--- start of Dataset rows ---

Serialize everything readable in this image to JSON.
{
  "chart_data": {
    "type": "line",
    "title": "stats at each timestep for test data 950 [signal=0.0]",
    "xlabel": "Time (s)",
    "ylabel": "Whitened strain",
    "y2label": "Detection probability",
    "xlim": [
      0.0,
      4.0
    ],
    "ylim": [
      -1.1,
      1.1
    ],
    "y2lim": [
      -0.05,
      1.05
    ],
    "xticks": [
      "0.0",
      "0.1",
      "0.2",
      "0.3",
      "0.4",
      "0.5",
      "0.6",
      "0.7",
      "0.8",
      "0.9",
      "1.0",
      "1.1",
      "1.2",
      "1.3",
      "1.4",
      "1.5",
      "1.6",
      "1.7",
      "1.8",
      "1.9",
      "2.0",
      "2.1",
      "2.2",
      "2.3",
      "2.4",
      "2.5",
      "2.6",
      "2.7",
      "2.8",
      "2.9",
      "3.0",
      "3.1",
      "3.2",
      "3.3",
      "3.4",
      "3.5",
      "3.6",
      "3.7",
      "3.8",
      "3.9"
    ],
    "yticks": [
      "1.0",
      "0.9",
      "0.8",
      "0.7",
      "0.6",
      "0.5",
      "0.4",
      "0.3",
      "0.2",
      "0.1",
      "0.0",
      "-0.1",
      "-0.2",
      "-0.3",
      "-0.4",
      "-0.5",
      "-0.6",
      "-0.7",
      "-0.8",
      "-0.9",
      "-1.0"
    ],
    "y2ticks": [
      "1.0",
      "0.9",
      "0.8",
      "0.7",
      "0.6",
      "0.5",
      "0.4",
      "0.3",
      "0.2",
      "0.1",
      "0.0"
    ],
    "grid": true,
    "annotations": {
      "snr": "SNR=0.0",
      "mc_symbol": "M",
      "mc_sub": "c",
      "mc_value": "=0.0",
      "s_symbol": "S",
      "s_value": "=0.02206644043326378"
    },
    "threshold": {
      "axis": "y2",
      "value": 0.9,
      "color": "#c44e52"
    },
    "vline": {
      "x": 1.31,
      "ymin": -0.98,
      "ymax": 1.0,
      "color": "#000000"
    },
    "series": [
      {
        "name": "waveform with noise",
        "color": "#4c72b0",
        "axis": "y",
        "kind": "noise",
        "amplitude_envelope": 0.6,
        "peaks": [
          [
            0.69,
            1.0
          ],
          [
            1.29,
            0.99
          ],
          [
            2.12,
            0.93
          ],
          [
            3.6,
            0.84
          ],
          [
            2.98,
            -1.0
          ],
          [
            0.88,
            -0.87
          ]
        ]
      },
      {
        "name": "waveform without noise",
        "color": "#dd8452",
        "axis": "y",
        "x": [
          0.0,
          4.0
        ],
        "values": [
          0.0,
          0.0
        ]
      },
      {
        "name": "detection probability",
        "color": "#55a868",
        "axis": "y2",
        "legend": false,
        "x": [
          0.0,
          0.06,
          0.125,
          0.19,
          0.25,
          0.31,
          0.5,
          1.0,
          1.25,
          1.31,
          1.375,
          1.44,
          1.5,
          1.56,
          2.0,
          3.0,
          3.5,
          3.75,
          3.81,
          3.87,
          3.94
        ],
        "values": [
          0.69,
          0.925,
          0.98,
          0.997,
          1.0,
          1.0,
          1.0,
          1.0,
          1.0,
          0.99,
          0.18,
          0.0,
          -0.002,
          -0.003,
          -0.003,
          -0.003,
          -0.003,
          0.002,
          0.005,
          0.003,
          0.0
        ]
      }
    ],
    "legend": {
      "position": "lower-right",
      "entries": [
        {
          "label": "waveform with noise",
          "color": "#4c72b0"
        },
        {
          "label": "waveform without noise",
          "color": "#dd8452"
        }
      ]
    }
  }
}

--- end of Dataset rows ---

▶ _Exercise prompt_: Extract all the entries word for word.

▶ _Full response_:
Serialize everything readable in this image to JSON.
{
  "chart_data": {
    "type": "line",
    "title": "stats at each timestep for test data 950 [signal=0.0]",
    "xlabel": "Time (s)",
    "ylabel": "Whitened strain",
    "y2label": "Detection probability",
    "xlim": [
      0.0,
      4.0
    ],
    "ylim": [
      -1.1,
      1.1
    ],
    "y2lim": [
      -0.05,
      1.05
    ],
    "xticks": [
      "0.0",
      "0.1",
      "0.2",
      "0.3",
      "0.4",
      "0.5",
      "0.6",
      "0.7",
      "0.8",
      "0.9",
      "1.0",
      "1.1",
      "1.2",
      "1.3",
      "1.4",
      "1.5",
      "1.6",
      "1.7",
      "1.8",
      "1.9",
      "2.0",
      "2.1",
      "2.2",
      "2.3",
      "2.4",
      "2.5",
      "2.6",
      "2.7",
      "2.8",
      "2.9",
      "3.0",
      "3.1",
      "3.2",
      "3.3",
      "3.4",
      "3.5",
      "3.6",
      "3.7",
      "3.8",
      "3.9"
    ],
    "yticks": [
      "1.0",
      "0.9",
      "0.8",
      "0.7",
      "0.6",
      "0.5",
      "0.4",
      "0.3",
      "0.2",
      "0.1",
      "0.0",
      "-0.1",
      "-0.2",
      "-0.3",
      "-0.4",
      "-0.5",
      "-0.6",
      "-0.7",
      "-0.8",
      "-0.9",
      "-1.0"
    ],
    "y2ticks": [
      "1.0",
      "0.9",
      "0.8",
      "0.7",
      "0.6",
      "0.5",
      "0.4",
      "0.3",
      "0.2",
      "0.1",
      "0.0"
    ],
    "grid": true,
    "annotations": {
      "snr": "SNR=0.0",
      "mc_symbol": "M",
      "mc_sub": "c",
      "mc_value": "=0.0",
      "s_symbol": "S",
      "s_value": "=0.02206644043326378"
    },
    "threshold": {
      "axis": "y2",
      "value": 0.9,
      "color": "#c44e52"
    },
    "vline": {
      "x": 1.31,
      "ymin": -0.98,
      "ymax": 1.0,
      "color": "#000000"
    },
    "series": [
      {
        "name": "waveform with noise",
        "color": "#4c72b0",
        "axis": "y",
        "kind": "noise",
        "amplitude_envelope": 0.6,
        "peaks": [
          [
            0.69,
            1.0
          ],
          [
            1.29,
            0.99
          ],
          [
            2.12,
            0.93
          ],
          [
            3.6,
            0.84
          ],
          [
            2.98,
            -1.0
          ],
          [
            0.88,
            -0.87
          ]
        ]
      },
      {
        "name": "waveform without noise",
        "color": "#dd8452",
        "axis": "y",
        "x": [
          0.0,
          4.0
        ],
        "values": [
          0.0,
          0.0
        ]
      },
      {
        "name": "detection probability",
        "color": "#55a868",
        "axis": "y2",
        "legend": false,
        "x": [
          0.0,
          0.06,
          0.125,
          0.19,
          0.25,
          0.31,
          0.5,
          1.0,
          1.25,
          1.31,
          1.375,
          1.44,
          1.5,
          1.56,
          2.0,
          3.0,
          3.5,
          3.75,
          3.81,
          3.87,
          3.94
        ],
        "values": [
          0.69,
          0.925,
          0.98,
          0.997,
          1.0,
          1.0,
          1.0,
          1.0,
          1.0,
          0.99,
          0.18,
          0.0,
          -0.002,
          -0.003,
          -0.003,
          -0.003,
          -0.003,
          0.002,
          0.005,
          0.003,
          0.0
        ]
      }
    ],
    "legend": {
      "position": "lower-right",
      "entries": [
        {
          "label": "waveform with noise",
          "color": "#4c72b0"
        },
        {
          "label": "waveform without noise",
          "color": "#dd8452"
        }
      ]
    }
  }
}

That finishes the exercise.